C’est là que ça devient intéressant. Thomas/Tracy revendique le rôle social d’un homme, il ne s’agit pas simplement d’une préférence sexuelle. Tracy voulait être reconnue comme un homme hétéro dans la rue et pas comme une femme lesbo. Du coup, j’ai enfin compris ce qu’il y avait derrière le discours de “l’erreur à la naissance” ou derrière la rhétorique du “je suis dans le mauvais corps, je me sentirai plus naturel(le) une fois l’opération de changement de sexe menée à bien”. Au-delà de la sexualité, c’est la question de l’être social qui est en jeu. Tracy devient Thomas, se range dans une vie d’homme marié de l’Ohio et veut avoir des enfants avec sa femme. Ayant conservé son utérus, il propose de porter son futur enfant.
L’histoire a tout pour être racoleuse à mort, et pourtant… Thomas n’est pas revendicatif, il est assez touchant. Il y a comme un sentiment d’état de grâce qui plane autour de ce personnage. Le plus surprenant, c’est sans doute le naturel avec lequel on peut parler de Thomas au masculin, même alors qu’il entame son sixième mois de grossesse. Lors de sa venue chez Oprah, ce ne sont ni les quolibets, ni les hourra qui l’ont accueilli, mais un public silencieux, sidéré et visiblement très ému par cette histoire. Bref, on l’aura compris, c’est moins de GLB&T qu’il s’agit que d’une bonne vieille culture white trash des familles, de ce que l’Amérique peut nous offrir de mieux et rien que pour ça, on aime.
C’était la love-story du jour, proposée par Tom Beatie. Bye bye, les mouettes.

▶ **LISTE DES DONNÉES**

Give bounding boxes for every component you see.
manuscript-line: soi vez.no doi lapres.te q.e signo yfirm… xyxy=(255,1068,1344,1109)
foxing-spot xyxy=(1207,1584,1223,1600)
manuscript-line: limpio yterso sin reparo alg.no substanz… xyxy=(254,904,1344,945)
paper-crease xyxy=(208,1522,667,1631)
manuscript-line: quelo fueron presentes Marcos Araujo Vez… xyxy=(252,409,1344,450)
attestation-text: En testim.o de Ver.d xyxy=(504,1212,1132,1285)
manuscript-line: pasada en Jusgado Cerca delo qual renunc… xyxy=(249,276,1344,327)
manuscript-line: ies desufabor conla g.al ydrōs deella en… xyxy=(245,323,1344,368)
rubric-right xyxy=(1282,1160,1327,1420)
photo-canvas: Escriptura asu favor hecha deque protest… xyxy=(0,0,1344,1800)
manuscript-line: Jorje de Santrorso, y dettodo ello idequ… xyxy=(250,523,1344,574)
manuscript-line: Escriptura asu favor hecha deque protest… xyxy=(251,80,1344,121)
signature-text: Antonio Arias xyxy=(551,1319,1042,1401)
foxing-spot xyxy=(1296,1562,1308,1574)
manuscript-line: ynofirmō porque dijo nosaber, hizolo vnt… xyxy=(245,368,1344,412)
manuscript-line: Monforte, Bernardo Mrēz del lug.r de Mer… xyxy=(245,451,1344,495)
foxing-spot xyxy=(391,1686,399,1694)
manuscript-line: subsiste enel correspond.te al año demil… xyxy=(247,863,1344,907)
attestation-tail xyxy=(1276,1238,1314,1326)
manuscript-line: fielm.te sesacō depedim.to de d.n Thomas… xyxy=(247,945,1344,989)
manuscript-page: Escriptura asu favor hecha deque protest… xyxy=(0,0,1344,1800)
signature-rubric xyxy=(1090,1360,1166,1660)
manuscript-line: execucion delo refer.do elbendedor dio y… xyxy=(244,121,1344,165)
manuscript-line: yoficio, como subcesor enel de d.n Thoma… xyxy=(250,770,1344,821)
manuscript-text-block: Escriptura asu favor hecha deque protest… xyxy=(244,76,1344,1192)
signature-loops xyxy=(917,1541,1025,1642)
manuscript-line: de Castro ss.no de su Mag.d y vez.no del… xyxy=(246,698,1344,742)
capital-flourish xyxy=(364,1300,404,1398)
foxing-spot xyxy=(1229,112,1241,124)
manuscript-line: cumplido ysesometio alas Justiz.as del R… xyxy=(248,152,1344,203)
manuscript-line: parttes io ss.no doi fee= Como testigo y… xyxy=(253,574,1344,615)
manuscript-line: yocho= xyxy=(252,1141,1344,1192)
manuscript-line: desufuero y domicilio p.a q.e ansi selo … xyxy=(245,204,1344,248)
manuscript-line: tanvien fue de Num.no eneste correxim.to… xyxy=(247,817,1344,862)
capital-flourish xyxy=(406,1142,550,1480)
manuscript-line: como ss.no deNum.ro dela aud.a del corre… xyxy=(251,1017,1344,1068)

---

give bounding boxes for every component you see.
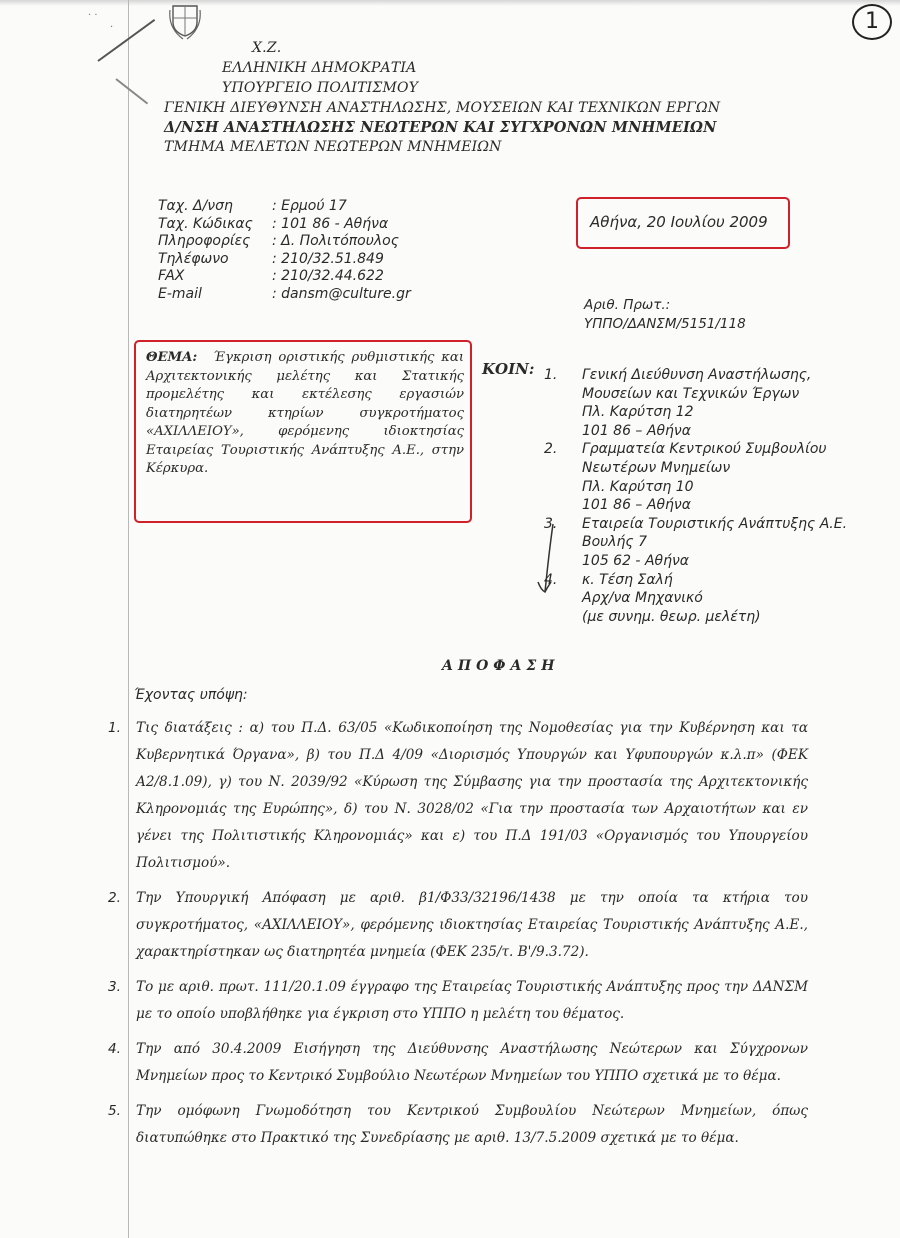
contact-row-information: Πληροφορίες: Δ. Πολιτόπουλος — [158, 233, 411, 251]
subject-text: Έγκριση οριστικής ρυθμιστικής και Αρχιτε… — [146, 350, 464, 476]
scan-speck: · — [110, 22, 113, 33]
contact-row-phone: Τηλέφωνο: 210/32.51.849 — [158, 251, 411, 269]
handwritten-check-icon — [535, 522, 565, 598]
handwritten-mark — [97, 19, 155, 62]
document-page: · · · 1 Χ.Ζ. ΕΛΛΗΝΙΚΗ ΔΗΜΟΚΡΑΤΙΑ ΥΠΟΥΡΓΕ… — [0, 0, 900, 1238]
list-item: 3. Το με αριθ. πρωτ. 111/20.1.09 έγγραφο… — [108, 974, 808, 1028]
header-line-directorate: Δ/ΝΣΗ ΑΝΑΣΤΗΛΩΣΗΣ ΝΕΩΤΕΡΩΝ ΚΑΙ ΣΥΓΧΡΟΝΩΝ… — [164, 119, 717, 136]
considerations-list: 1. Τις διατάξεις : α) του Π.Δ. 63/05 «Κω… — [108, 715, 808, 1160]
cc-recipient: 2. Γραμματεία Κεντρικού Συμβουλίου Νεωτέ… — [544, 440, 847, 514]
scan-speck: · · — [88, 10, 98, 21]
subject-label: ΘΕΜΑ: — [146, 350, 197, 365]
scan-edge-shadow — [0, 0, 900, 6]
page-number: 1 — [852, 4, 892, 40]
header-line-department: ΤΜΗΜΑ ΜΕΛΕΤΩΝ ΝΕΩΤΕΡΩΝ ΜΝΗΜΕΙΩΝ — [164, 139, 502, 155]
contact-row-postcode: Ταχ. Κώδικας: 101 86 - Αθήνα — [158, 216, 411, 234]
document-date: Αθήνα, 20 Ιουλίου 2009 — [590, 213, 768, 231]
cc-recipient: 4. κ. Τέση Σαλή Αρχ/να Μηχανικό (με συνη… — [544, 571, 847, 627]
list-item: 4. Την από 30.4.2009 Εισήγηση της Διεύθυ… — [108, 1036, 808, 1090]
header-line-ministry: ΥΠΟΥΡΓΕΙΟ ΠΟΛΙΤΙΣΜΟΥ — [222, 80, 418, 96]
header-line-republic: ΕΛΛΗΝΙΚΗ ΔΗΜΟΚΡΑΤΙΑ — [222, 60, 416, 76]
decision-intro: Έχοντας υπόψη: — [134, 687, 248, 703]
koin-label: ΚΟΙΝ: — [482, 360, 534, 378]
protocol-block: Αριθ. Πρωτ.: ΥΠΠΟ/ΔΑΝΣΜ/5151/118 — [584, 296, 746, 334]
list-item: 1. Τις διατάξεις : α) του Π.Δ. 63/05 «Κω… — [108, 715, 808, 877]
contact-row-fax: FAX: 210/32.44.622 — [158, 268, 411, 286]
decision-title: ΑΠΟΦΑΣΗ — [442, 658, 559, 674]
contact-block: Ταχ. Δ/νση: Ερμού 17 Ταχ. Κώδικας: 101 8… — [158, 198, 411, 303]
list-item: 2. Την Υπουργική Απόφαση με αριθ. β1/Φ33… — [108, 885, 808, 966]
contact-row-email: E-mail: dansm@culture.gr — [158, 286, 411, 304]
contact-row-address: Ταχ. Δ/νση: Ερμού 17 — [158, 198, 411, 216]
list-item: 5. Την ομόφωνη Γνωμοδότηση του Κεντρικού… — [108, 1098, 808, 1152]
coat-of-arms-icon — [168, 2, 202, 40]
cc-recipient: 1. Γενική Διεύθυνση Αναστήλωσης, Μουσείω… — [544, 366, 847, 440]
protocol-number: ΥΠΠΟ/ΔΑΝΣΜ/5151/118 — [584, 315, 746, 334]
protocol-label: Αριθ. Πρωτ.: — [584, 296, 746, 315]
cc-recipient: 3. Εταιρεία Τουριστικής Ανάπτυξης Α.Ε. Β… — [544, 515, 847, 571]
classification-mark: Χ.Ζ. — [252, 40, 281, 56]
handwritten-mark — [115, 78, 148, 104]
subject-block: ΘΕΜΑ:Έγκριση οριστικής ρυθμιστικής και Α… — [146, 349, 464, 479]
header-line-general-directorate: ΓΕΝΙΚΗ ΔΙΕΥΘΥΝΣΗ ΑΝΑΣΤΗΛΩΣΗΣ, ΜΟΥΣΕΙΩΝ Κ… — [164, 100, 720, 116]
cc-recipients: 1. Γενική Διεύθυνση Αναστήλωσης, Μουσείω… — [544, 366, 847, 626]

▶ **EXERCICE À TRAITER**
Recopiez le passage du texte qui s'ouvre sur les mots contenant "L’histoire a tout" et se ferme sur "bye, les mouettes.", en remplaçant "silencieux" par "attentif".

▶ **CORRIGÉ**
L’histoire a tout pour être racoleuse à mort, et pourtant… Thomas n’est pas revendicatif, il est assez touchant. Il y a comme un sentiment d’état de grâce qui plane autour de ce personnage. Le plus surprenant, c’est sans doute le naturel avec lequel on peut parler de Thomas au masculin, même alors qu’il entame son sixième mois de grossesse. Lors de sa venue chez Oprah, ce ne sont ni les quolibets, ni les hourra qui l’ont accueilli, mais un public attentif, sidéré et visiblement très ému par cette histoire. Bref, on l’aura compris, c’est moins de GLB&T qu’il s’agit que d’une bonne vieille culture white trash des familles, de ce que l’Amérique peut nous offrir de mieux et rien que pour ça, on aime.
C’était la love-story du jour, proposée par Tom Beatie. Bye bye, les mouettes.